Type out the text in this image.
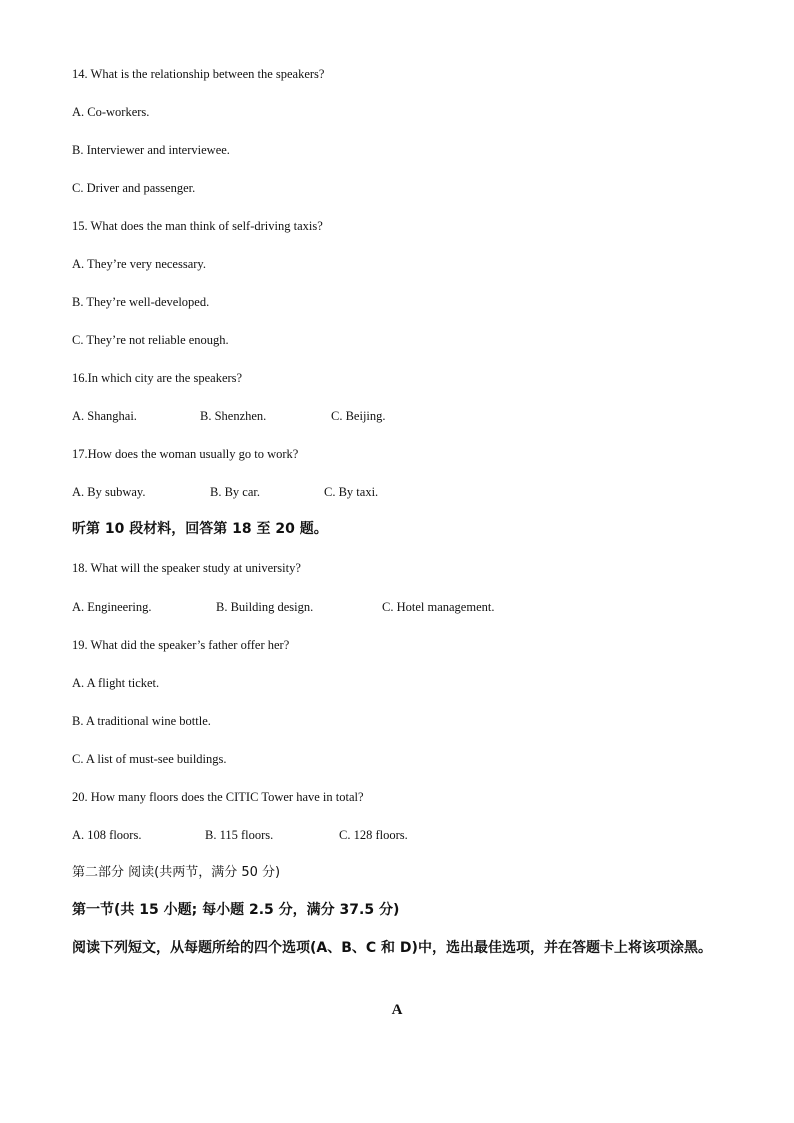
14. What is the relationship between the speakers?
A. Co-workers.
B. Interviewer and interviewee.
C. Driver and passenger.
15. What does the man think of self-driving taxis?
A. They’re very necessary.
B. They’re well-developed.
C. They’re not reliable enough.
16.In which city are the speakers?
A. Shanghai.	B. Shenzhen.	C. Beijing.
17.How does the woman usually go to work?
A. By subway.	B. By car.	C. By taxi.
听第 10 段材料，回答第 18 至 20 题。
18. What will the speaker study at university?
A. Engineering.	B. Building design.	C. Hotel management.
19. What did the speaker’s father offer her?
A. A flight ticket.
B. A traditional wine bottle.
C. A list of must-see buildings.
20. How many floors does the CITIC Tower have in total?
A. 108 floors.	B. 115 floors.	C. 128 floors.
第二部分 阅读(共两节，满分 50 分)
第一节(共 15 小题; 每小题 2.5 分，满分 37.5 分)
阅读下列短文，从每题所给的四个选项(A、B、C 和 D)中，选出最佳选项，并在答题卡上将该项涂黑。
A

The task> Above are the records; copy every line in them that holds the word "floors".

Task result>
20. How many floors does the CITIC Tower have in total?
A. 108 floors.	B. 115 floors.	C. 128 floors.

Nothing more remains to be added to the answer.